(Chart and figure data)
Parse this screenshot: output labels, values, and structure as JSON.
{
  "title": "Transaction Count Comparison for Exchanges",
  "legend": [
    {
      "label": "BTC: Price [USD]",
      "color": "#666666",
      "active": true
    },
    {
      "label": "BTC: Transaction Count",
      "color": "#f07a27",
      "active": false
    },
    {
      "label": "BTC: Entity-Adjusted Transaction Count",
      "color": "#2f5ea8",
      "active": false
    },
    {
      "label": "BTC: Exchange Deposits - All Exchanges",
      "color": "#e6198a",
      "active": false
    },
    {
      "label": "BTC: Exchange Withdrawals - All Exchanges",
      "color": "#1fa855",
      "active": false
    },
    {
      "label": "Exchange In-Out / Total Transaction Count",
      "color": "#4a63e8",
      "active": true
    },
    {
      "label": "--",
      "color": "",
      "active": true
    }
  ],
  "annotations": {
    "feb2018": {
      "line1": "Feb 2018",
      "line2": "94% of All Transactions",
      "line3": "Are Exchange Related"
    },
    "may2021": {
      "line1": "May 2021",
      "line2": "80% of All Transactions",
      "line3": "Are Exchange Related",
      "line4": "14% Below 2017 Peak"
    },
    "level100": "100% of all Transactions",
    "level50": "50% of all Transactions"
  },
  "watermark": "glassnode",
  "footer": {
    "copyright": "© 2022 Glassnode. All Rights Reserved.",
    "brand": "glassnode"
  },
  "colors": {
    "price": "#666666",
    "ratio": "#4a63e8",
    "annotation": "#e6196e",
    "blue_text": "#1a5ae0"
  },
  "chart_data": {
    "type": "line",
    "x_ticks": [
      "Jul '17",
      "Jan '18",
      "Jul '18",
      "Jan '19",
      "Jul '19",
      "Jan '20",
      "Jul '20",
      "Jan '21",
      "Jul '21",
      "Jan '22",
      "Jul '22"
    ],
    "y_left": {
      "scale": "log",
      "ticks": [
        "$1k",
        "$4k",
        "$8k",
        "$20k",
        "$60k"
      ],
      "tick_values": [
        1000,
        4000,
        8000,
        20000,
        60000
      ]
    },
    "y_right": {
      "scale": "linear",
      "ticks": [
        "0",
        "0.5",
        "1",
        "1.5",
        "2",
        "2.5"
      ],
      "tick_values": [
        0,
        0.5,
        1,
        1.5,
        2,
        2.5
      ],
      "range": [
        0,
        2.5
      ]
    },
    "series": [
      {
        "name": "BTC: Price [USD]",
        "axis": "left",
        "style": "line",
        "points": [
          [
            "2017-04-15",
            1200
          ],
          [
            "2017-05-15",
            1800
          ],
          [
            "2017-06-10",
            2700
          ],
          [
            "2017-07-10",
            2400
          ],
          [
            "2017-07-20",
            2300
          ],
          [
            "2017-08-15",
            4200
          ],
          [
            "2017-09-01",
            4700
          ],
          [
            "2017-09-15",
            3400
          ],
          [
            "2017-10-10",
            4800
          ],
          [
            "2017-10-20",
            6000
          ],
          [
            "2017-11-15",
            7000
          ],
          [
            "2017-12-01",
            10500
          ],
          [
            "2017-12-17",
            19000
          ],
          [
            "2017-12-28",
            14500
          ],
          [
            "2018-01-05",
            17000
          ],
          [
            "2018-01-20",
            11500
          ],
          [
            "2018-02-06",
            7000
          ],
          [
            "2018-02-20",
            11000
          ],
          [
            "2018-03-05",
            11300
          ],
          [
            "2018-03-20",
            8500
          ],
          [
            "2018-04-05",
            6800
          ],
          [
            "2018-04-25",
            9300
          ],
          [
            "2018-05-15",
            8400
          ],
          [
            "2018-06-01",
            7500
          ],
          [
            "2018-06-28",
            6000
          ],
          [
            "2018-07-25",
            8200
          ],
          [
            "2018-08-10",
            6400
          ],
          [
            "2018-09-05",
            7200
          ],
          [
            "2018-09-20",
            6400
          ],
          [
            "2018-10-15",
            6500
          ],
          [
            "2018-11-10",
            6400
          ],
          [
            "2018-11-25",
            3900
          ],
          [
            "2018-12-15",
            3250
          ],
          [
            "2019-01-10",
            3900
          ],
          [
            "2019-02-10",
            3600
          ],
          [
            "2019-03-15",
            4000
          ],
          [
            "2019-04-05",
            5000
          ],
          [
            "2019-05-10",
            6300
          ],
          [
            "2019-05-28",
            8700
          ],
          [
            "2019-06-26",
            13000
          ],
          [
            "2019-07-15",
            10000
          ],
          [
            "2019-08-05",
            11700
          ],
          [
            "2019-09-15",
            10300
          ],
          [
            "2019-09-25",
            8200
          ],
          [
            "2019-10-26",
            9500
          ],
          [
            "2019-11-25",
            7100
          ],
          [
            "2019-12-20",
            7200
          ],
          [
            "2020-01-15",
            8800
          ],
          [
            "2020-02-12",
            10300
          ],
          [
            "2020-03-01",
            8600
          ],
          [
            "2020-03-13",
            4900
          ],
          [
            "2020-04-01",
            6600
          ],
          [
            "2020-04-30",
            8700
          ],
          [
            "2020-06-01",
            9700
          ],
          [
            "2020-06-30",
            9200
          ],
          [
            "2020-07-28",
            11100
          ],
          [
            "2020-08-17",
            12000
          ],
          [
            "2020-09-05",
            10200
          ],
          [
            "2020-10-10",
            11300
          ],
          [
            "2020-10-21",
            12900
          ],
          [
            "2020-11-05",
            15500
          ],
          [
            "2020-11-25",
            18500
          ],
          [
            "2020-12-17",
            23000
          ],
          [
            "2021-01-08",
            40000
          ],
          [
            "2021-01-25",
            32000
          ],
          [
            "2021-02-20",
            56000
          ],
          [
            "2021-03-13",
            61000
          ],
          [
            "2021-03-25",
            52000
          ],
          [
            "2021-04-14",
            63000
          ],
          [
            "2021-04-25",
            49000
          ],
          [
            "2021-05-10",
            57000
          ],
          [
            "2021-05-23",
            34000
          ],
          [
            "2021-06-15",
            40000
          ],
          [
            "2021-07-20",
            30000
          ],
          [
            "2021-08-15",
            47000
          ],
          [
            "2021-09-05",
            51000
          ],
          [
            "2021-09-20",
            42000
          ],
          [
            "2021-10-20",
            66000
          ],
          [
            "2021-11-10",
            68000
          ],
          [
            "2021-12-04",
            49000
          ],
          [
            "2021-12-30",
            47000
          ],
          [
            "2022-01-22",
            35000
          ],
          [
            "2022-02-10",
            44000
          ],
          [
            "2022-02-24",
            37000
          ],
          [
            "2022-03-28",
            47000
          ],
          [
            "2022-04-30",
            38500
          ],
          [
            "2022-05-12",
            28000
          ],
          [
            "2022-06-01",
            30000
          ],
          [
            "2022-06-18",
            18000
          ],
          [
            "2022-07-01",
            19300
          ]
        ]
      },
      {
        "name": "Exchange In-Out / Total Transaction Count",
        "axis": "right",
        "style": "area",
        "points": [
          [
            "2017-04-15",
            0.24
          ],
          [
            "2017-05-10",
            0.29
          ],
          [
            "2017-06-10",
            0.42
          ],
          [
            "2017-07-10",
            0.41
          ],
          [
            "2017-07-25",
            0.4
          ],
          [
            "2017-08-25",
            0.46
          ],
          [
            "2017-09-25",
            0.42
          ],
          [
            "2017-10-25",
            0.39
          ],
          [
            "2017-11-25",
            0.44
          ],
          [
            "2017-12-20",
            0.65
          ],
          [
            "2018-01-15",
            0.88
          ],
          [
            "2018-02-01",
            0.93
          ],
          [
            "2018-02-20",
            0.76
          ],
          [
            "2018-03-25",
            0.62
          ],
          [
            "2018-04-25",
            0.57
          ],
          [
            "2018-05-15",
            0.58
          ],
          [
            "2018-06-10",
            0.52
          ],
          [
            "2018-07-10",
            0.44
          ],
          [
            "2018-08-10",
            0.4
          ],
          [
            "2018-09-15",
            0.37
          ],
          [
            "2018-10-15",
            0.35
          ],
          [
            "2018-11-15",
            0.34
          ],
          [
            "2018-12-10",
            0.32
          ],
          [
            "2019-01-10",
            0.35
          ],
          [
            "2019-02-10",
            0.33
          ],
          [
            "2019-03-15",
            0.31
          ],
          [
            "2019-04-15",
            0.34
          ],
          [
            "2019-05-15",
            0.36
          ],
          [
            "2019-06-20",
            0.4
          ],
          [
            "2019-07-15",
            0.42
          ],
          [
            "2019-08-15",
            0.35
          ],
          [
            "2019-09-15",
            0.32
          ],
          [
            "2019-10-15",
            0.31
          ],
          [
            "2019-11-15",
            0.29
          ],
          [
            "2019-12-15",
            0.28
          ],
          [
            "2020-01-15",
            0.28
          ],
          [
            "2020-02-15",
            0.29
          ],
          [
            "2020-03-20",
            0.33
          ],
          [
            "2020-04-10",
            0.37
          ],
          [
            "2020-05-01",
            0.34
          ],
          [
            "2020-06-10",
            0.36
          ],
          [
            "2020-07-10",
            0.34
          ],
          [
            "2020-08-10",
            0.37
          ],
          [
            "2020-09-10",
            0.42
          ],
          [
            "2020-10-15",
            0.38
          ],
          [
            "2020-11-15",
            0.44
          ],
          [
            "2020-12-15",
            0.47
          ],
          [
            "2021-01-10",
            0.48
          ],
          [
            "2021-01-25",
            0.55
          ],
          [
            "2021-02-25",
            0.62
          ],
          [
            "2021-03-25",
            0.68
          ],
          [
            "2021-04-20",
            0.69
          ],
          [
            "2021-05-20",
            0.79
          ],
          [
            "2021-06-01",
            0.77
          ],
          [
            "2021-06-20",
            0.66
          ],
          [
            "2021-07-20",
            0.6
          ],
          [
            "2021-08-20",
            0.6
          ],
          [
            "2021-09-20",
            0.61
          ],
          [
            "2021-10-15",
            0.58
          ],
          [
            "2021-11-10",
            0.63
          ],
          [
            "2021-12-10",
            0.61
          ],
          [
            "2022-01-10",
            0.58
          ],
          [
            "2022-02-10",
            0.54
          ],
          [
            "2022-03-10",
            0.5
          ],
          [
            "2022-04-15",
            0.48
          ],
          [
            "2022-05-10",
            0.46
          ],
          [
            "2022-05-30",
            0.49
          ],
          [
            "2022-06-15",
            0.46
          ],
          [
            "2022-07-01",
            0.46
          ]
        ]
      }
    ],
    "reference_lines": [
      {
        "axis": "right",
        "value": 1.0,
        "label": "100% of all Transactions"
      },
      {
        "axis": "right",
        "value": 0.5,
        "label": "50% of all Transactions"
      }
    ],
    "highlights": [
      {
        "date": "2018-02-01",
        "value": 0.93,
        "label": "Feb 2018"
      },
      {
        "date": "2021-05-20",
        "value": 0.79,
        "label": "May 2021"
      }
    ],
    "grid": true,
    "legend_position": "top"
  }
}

WHAT YOU ARE ASKED TO DO: Find the word "Total" in the data and show each line that holds it.

ANSWER FOR THIS EXERCISE:
      "label": "Exchange In-Out / Total Transaction Count",
        "name": "Exchange In-Out / Total Transaction Count",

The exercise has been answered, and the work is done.